── Material for this exercise
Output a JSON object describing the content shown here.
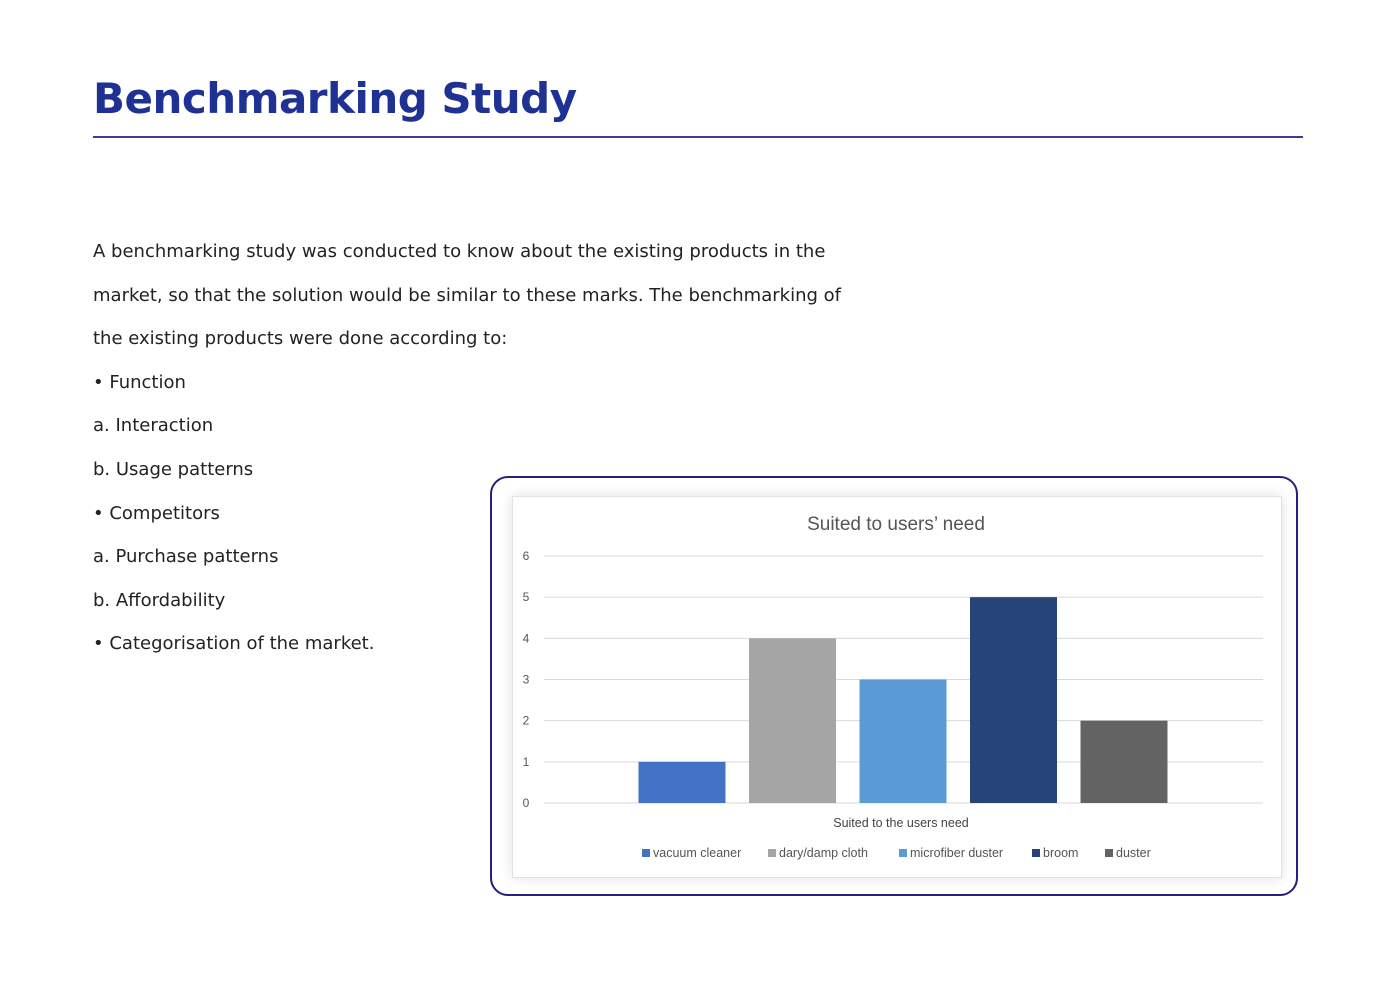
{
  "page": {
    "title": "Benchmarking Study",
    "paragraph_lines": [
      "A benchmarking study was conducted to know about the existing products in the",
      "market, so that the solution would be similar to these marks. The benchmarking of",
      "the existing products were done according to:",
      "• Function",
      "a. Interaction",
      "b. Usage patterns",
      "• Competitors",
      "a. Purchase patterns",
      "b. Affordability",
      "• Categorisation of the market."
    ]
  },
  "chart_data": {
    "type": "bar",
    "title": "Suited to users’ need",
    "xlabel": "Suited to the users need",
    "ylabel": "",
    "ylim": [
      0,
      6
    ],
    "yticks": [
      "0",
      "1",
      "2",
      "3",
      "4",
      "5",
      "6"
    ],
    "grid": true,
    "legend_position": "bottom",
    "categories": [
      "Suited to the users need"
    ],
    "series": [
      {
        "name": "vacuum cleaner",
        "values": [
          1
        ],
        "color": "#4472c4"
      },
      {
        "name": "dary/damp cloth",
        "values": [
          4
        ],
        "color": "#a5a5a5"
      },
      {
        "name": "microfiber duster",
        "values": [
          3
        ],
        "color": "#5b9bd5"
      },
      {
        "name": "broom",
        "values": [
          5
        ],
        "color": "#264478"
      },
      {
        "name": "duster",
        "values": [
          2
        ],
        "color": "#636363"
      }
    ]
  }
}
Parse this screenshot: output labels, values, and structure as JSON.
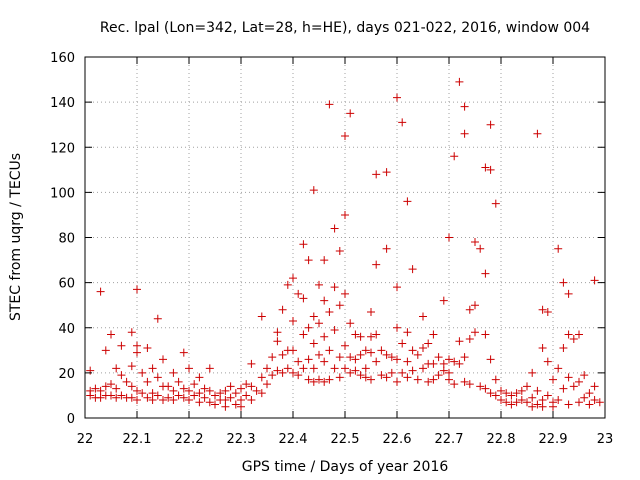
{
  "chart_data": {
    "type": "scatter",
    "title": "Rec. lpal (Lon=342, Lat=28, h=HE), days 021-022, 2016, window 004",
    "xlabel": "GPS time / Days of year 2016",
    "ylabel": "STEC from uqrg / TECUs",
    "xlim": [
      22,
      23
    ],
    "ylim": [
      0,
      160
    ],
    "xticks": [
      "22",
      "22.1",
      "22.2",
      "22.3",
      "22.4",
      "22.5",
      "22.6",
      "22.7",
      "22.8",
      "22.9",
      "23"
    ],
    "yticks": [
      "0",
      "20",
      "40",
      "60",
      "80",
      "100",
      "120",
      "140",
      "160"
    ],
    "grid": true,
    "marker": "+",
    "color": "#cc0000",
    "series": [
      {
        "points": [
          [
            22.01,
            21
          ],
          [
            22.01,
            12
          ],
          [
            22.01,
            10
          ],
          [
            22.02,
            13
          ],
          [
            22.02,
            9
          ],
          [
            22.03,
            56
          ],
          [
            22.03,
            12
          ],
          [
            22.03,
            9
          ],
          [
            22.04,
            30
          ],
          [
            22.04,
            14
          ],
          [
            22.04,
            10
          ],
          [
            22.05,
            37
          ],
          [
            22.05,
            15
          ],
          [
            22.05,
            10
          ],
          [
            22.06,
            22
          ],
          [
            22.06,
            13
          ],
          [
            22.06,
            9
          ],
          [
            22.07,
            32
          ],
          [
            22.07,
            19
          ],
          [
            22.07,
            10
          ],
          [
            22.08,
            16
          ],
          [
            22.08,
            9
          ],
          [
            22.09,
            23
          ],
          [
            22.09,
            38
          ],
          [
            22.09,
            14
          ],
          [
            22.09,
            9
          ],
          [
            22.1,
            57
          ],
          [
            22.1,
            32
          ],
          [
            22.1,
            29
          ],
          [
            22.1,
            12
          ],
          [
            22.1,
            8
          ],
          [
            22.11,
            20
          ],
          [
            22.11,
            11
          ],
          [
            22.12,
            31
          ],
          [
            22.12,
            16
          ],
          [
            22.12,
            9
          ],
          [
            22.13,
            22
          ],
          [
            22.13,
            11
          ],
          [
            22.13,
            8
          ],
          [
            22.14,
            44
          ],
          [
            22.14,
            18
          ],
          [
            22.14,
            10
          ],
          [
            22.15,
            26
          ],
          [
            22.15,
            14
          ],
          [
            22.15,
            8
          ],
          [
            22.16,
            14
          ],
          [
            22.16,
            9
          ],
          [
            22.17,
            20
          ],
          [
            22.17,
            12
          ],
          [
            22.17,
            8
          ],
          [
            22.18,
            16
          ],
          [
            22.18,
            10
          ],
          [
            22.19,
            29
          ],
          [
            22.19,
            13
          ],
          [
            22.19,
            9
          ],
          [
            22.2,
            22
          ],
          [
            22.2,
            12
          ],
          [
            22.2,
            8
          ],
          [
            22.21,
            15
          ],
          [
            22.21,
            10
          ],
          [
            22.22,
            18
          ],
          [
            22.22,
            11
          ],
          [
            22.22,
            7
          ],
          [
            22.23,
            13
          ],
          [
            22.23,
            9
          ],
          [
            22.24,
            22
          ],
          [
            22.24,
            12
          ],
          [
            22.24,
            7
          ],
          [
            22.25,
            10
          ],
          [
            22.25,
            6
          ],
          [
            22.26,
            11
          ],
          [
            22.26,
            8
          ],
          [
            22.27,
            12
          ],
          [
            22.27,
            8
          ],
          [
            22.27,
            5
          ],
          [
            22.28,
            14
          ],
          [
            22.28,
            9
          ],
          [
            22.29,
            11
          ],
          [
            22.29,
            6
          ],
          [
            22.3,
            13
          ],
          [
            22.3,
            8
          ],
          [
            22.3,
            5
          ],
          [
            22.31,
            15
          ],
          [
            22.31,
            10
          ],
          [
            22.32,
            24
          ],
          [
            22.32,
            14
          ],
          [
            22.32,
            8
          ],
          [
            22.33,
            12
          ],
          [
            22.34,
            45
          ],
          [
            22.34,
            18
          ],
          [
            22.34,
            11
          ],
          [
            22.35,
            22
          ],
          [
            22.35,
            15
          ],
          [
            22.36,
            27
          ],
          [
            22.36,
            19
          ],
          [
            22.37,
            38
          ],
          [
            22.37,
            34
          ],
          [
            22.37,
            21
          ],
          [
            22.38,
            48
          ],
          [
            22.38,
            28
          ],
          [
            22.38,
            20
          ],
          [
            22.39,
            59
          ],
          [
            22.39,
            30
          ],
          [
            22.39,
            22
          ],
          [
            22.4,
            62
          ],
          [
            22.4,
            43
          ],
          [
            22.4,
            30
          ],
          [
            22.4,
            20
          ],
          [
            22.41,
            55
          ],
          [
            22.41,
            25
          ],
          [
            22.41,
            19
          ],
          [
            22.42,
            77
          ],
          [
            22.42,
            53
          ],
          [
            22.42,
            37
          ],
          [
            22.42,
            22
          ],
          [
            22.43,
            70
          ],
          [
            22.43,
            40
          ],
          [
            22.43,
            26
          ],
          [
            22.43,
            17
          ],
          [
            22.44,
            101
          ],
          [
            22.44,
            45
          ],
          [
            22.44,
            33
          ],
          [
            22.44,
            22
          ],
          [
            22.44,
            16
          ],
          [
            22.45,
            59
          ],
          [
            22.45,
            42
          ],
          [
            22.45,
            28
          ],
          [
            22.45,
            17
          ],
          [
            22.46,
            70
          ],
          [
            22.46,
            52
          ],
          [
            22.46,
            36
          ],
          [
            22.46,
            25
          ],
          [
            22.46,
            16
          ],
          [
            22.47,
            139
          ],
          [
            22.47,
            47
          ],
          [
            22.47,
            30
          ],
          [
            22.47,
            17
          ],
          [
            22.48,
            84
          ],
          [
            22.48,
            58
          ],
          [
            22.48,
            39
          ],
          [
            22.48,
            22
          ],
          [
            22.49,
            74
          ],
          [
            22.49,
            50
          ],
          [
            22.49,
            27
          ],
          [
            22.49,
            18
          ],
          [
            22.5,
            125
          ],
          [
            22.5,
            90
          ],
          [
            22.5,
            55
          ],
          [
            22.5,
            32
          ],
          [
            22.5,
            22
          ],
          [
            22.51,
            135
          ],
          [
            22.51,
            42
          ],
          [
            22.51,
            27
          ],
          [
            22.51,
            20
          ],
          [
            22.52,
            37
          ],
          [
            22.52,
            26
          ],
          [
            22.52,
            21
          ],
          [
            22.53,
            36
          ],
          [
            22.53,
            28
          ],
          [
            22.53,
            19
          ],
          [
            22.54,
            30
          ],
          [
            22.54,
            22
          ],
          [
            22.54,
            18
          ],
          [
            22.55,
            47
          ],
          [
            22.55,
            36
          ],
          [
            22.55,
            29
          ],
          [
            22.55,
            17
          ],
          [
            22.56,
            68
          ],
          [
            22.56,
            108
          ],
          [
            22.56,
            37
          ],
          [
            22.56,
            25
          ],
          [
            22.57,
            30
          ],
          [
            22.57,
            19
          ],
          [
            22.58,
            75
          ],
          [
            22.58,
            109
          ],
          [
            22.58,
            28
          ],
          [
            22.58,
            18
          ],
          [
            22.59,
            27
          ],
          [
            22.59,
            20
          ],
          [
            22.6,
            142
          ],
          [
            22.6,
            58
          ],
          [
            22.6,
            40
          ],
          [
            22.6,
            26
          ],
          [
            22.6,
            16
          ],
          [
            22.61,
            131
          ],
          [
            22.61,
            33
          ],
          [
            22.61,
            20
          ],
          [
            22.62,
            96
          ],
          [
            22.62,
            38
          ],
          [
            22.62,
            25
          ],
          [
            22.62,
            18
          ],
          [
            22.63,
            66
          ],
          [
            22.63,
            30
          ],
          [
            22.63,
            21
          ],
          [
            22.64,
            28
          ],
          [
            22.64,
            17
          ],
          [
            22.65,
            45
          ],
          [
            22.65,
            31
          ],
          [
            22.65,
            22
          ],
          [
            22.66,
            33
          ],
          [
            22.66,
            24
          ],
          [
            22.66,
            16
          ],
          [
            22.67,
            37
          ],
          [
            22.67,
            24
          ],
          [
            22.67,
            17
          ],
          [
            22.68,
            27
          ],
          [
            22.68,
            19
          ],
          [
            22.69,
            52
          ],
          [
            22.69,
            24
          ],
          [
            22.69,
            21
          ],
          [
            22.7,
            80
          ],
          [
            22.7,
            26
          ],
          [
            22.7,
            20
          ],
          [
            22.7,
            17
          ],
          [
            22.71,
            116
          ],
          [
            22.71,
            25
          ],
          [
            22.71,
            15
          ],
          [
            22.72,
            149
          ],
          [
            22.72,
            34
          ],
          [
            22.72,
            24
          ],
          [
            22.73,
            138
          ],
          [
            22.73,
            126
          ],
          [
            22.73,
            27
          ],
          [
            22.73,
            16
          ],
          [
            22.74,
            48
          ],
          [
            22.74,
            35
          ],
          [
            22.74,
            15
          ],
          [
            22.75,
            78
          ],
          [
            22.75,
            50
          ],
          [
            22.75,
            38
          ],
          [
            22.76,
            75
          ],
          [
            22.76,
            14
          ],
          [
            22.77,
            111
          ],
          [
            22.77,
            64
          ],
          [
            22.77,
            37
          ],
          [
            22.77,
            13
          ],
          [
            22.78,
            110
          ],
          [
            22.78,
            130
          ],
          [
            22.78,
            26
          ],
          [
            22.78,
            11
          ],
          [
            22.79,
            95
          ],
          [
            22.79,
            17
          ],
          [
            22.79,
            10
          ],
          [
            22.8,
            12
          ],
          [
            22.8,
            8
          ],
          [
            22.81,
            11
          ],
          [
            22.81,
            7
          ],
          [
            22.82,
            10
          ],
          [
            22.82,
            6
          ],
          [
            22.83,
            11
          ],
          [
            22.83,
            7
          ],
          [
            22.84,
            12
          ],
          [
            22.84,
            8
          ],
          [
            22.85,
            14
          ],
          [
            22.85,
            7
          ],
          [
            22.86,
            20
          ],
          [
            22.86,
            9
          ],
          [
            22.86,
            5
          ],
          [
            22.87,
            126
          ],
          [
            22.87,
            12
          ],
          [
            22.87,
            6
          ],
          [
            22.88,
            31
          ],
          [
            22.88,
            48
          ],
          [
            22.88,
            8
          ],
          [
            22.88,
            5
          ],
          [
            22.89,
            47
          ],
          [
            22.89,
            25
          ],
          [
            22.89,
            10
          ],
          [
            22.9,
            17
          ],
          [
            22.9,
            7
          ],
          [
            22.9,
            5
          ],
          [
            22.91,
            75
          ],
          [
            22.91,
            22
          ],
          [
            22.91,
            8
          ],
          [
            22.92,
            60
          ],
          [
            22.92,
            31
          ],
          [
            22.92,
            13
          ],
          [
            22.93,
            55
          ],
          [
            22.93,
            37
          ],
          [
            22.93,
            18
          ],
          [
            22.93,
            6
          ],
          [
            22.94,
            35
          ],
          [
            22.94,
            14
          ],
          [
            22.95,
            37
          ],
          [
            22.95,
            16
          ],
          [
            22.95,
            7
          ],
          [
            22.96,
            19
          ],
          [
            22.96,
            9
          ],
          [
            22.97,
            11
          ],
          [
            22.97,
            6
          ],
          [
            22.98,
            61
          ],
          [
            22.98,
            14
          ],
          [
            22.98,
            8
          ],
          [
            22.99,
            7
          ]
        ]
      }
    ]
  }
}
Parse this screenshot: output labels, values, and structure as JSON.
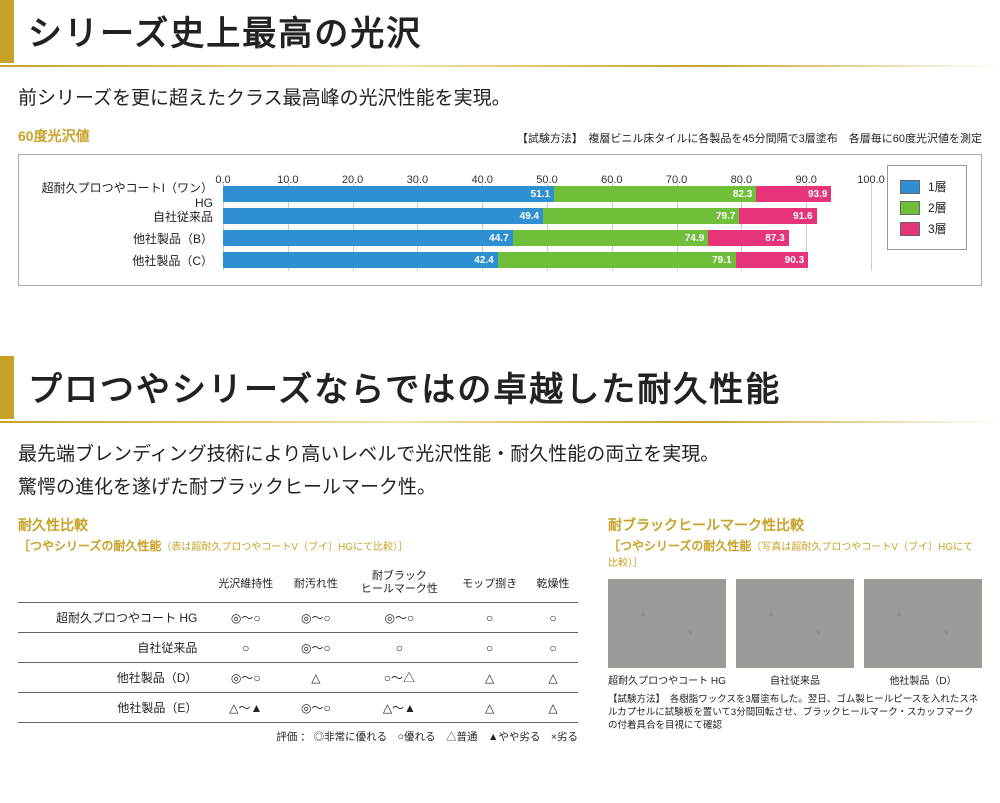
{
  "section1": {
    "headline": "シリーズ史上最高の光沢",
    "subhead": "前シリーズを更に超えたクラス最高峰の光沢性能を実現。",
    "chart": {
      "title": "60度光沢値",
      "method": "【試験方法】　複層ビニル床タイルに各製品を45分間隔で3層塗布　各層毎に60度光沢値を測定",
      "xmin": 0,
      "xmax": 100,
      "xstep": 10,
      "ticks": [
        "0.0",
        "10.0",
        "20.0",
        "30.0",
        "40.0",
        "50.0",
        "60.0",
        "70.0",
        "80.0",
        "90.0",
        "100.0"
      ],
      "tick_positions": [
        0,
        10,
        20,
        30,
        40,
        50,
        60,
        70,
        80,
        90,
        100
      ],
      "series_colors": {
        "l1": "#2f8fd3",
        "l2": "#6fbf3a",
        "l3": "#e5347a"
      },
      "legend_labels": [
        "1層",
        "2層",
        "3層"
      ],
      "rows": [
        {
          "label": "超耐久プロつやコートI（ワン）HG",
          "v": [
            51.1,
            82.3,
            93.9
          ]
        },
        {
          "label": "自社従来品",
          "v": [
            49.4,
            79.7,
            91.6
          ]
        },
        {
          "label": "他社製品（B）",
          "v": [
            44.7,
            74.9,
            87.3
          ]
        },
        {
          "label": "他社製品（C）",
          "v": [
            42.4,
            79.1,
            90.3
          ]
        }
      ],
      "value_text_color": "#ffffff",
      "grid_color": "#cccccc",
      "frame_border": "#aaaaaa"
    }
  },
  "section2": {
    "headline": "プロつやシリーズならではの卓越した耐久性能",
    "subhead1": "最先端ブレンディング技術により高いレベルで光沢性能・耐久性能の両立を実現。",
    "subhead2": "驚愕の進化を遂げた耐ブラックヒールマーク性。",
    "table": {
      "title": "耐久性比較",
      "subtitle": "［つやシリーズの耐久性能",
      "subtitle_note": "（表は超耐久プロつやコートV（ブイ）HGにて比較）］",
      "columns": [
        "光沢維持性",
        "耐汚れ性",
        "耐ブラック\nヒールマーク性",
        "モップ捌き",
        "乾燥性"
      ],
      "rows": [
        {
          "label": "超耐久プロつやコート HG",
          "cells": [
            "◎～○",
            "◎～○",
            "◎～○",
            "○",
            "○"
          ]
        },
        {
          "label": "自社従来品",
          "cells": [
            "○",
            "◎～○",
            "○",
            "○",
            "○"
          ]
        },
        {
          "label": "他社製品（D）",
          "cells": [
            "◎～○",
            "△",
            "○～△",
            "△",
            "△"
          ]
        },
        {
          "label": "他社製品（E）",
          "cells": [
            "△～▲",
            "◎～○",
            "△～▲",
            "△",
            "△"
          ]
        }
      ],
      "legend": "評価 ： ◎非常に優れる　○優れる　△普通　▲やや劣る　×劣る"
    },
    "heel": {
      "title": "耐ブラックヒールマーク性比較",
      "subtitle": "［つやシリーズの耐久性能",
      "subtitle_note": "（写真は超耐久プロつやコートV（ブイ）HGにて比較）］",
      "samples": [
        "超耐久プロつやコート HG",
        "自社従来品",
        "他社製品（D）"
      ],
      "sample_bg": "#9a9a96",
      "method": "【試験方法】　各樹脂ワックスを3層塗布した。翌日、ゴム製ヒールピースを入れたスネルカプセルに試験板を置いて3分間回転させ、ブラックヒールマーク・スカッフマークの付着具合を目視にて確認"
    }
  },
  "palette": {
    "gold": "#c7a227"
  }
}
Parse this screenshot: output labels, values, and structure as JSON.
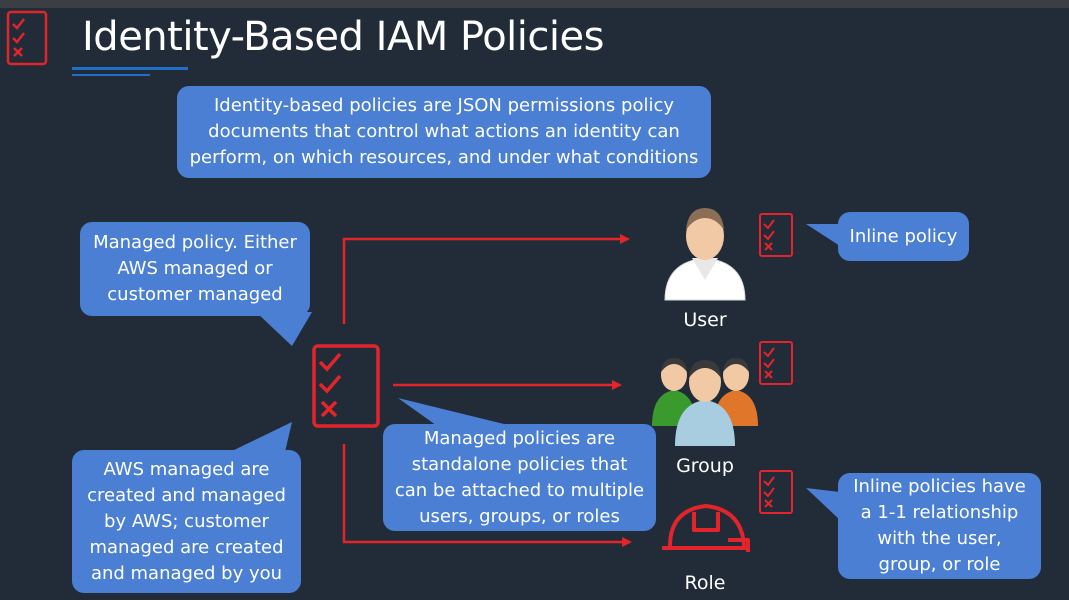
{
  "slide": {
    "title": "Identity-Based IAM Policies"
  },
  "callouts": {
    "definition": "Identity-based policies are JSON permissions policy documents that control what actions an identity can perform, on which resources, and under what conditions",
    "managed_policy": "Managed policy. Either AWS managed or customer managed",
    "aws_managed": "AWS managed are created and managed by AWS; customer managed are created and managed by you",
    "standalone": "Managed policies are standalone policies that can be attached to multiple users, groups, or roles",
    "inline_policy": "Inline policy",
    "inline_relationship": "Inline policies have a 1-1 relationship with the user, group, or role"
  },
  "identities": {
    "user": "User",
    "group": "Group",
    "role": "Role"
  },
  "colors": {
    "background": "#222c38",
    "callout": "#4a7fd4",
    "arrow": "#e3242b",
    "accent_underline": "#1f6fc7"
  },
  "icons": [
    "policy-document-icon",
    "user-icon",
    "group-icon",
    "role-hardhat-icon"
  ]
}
────
## [Requirements]
Search the data above for lines holding "existing" and copy each of them.

## [Output of the task]
      "A benchmarking study was conducted to know about the existing products in the",
      "the existing products were done according to:",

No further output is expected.